- **QUOTED TEXT**
·····
Founded and still owned by Julie Gaines and David Lenovitz, the store is packed with artfully stacked piles of plates, vintage salt-and-pepper shakers and creamers, flatware and glassware. Many of the cheeky patterns are designed by celebrity partners, including fashion designers Cynthia Rowley and Todd Oldham, noted cartoonist Roz Chast, and comedian and actress Amy Sedaris.
It’s this just-right blend of folksy general store and urban edginess (hand-drawn checkerboard plates sit near a table featuring “Brooklynese” mugs emblazoned with cawffee) that enabled Fishs Eddy to reach $9 million in sales in 2014. The brand resonates with NYC locals, tourists and out-of-towners—online sales in the first quarter of 2014 were up 20 percent over the same period the previous year.
Gaines and Lenovitz, who are married, got their start when they were driving around upstate New York and came across an old barn filled with restaurant-quality dinnerware that had survived a fire. They took their haul home to the city, cleaned it up and began selling the dishes in their store on 17th Street. Later they added made-in-America signature dishware from venerable spots like the 21 Club and the Helmsley Hotel. They eventually opened several stores throughout New York City and one in the Hamptons.
Then, a decade back, “we hit a rough patch,” Gaines says. Faced with rising costs, American china and glassware manufacturers were rapidly closing their doors. The couple, forced to rethink how they sourced their inventory, closed all but one store, the current location on 19th Street and Broadway.
“A friend said, ‘If you don’t go offshore, you won’t be here,’” Gaines recalls. “It was heartbreaking to hear, but he gave us two tickets to Mexico, and we started sourcing our first pattern there.”
Fishs Eddy dishware is now sourced from manufacturers in India, Peru, China and one in the U.S., and each is held to the same high standards of American restaurant-quality china.
These days Fishs Eddy is in expansion mode. Two years ago the company, which has 47 employees, opened a warehouse operation in Irvington, N.J. Gaines and Lenovitz have hired Aesthetic Movement, a New York City-based sales representation firm, to help them move into the wholesale market.
·····
- **DATA LISTING**
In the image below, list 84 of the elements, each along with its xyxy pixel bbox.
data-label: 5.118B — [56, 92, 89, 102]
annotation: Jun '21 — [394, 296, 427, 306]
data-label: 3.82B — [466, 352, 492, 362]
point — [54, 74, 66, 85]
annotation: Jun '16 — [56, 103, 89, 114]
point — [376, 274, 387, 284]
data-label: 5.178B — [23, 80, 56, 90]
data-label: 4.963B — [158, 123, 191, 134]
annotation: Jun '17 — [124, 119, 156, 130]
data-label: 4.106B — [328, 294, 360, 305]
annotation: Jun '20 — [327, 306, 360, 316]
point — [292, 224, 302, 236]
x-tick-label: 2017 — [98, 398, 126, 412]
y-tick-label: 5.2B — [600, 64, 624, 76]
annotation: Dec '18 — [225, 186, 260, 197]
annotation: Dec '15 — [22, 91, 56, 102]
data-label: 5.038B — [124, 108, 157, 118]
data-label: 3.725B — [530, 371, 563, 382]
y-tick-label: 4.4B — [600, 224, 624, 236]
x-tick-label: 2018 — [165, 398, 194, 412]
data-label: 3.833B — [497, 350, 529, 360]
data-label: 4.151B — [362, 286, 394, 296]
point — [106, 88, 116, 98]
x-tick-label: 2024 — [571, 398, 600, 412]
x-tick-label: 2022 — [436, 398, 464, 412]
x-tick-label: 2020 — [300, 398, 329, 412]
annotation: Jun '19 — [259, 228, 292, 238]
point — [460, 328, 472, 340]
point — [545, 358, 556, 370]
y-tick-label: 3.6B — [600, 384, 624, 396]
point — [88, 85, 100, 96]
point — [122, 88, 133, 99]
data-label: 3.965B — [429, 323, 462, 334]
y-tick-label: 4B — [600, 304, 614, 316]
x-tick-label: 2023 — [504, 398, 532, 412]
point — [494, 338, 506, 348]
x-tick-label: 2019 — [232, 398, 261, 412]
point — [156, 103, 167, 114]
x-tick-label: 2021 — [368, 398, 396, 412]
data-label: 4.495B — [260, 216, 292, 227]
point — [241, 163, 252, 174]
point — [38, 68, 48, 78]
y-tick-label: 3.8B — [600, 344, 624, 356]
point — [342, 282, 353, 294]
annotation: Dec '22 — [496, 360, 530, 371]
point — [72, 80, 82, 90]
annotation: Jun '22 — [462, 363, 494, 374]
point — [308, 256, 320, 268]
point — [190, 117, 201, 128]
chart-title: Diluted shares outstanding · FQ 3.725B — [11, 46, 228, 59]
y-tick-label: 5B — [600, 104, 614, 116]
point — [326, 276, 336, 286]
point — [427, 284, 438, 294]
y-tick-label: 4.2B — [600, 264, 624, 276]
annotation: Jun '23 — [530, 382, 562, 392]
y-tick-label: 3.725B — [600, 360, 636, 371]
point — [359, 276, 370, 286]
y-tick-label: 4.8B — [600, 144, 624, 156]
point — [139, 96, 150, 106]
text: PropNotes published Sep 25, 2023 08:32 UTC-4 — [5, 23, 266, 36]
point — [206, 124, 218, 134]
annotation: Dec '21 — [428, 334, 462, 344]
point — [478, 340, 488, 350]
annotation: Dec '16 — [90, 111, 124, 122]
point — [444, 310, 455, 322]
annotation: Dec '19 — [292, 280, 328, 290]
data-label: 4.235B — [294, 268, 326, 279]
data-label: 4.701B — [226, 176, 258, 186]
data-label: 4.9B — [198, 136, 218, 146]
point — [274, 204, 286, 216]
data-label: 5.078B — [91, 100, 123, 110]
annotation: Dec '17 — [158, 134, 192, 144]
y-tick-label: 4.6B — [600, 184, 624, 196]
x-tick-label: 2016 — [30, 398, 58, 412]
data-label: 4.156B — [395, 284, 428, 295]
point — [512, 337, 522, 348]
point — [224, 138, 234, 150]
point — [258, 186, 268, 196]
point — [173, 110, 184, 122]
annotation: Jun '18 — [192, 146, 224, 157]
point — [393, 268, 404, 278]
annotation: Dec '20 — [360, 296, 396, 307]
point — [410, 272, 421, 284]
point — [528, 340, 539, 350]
·····
- **SHORT TASK 1**
Copy the Fishs Eddy article, everything from "Fishs Eddy dishware" down to "American restaurant-quality china.", and rename "Peru" as "Vietnam".
- **SHORT TASK 2**
Extend the article on the Fishs Eddy dishware store beyond its final sentence.

- **WRITTEN ANSWER 1**
Fishs Eddy dishware is now sourced from manufacturers in India, Vietnam, China and one in the U.S., and each is held to the same high standards of American restaurant-quality china.

- **WRITTEN ANSWER 2**
“There’s something magical about Fishs Eddy’s mix of fresh, topical design motifs that aren’t too serious, combined with the quality and familiarity of their nostalgic silhouettes,” says Jesse James, founder and creative director of Aesthetic Movement. “Others have imitated that aesthetic, but the truth is that they created it.”
Take, for example, the partnerships with designers that began 18 years ago with a project with Rowley. “Back then, companies weren’t pairing with designers the way Target, for example, does today,” Gaines says. After a collaboration with Oldham, Gaines asked the designer to approach his friend Sedaris to see if she’d like to design a collection, too.
“They’re very mom-and-pop,” Sedaris says of the Fishs Eddy team, who worked with her to produce a line of “I Like You”-embossed kitchenware and entertaining supplies, including cheerful juice glasses, tumblers and dollar-sign-printed dish towels. “Right away, that made me feel like I was going to be in good hands. I hadn’t ever considered doing this with another store.”
Retail partnerships, too, have fueled the company’s growth. Last year, Fishs Eddy teamed up with J.Crew to design a handful of exclusive nautical-inspired items, including a soap dish and diner-style coffee mug. The company will expand into utilitarian furnishings when it introduces Fishs Eddy for West Elm furniture this year at 62 West Elm stores.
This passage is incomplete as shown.